> _THE REQUEST_:
Gather, from the listing beneath this task, every line holding the string "Washington".

> _RECORD EXTRACTS_:
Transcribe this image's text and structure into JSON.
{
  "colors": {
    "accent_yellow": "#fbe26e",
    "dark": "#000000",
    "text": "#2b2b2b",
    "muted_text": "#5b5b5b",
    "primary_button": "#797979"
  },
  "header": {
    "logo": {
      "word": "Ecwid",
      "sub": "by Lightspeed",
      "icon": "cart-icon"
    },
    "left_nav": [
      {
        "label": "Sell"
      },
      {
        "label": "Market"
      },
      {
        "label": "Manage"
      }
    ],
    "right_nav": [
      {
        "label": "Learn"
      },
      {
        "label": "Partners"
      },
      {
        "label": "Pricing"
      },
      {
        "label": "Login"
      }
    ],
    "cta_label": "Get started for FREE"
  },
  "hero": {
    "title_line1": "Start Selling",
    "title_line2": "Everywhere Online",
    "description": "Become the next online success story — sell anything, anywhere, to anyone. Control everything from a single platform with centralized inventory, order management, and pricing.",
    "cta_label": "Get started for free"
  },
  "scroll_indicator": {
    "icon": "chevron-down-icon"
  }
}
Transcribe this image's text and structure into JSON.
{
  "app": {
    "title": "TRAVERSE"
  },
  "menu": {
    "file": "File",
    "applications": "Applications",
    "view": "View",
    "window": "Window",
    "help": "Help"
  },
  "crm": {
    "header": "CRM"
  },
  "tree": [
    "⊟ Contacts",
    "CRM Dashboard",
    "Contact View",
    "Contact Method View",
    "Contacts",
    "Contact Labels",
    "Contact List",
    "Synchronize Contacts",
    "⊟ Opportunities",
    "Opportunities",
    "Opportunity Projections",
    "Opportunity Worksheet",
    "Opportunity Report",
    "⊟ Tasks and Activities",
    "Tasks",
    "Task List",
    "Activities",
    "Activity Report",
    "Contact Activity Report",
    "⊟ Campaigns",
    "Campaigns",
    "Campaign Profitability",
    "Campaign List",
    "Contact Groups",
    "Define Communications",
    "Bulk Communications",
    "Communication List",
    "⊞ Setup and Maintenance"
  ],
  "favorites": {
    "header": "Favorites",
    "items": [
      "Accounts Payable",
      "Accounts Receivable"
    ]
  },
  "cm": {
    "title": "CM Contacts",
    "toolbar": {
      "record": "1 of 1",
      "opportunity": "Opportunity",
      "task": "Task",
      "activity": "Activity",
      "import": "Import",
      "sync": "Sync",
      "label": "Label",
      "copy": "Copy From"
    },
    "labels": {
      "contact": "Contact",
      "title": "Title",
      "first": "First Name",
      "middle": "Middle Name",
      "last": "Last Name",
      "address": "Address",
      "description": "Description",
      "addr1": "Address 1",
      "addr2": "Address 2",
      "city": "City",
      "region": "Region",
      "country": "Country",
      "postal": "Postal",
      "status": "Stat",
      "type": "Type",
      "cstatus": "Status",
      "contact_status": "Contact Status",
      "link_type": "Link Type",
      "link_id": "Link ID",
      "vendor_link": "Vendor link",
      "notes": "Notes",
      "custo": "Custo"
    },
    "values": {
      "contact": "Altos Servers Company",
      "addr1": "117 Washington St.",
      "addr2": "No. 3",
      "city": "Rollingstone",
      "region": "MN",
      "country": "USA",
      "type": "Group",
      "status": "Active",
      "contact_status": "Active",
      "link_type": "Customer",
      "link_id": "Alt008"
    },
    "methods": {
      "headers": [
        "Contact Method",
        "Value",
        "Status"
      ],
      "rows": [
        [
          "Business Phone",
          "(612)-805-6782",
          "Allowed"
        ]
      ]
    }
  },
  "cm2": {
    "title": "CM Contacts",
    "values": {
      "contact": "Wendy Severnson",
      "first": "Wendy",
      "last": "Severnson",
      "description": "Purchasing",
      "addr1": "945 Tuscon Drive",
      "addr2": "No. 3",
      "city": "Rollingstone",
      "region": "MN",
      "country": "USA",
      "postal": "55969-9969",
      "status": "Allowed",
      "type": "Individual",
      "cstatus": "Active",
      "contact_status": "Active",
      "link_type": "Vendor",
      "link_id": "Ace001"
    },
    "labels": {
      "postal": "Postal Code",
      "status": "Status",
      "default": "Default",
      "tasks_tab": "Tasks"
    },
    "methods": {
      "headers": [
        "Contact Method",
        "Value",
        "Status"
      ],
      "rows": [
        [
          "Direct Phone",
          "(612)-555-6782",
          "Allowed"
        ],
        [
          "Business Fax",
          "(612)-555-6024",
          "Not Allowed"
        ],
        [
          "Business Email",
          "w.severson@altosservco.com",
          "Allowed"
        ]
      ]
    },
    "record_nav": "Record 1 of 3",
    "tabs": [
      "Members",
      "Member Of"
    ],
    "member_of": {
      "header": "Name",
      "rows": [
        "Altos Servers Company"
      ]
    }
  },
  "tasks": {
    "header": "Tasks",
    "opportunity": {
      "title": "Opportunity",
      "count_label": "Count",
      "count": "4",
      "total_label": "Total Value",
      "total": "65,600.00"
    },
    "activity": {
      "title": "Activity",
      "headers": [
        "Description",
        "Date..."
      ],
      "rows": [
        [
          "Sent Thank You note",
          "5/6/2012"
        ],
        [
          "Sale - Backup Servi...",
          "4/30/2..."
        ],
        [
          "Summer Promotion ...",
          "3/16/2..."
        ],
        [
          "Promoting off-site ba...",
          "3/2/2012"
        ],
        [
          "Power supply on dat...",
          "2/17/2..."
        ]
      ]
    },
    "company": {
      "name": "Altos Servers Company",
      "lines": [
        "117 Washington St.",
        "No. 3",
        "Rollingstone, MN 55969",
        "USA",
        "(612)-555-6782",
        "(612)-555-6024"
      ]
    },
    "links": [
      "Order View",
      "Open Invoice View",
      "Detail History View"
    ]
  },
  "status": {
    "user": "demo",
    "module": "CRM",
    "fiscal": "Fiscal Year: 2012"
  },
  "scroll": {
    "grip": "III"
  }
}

> _ANSWER FOR THIS EXERCISE_:
      "addr1": "117 Washington St.",
        "117 Washington St.",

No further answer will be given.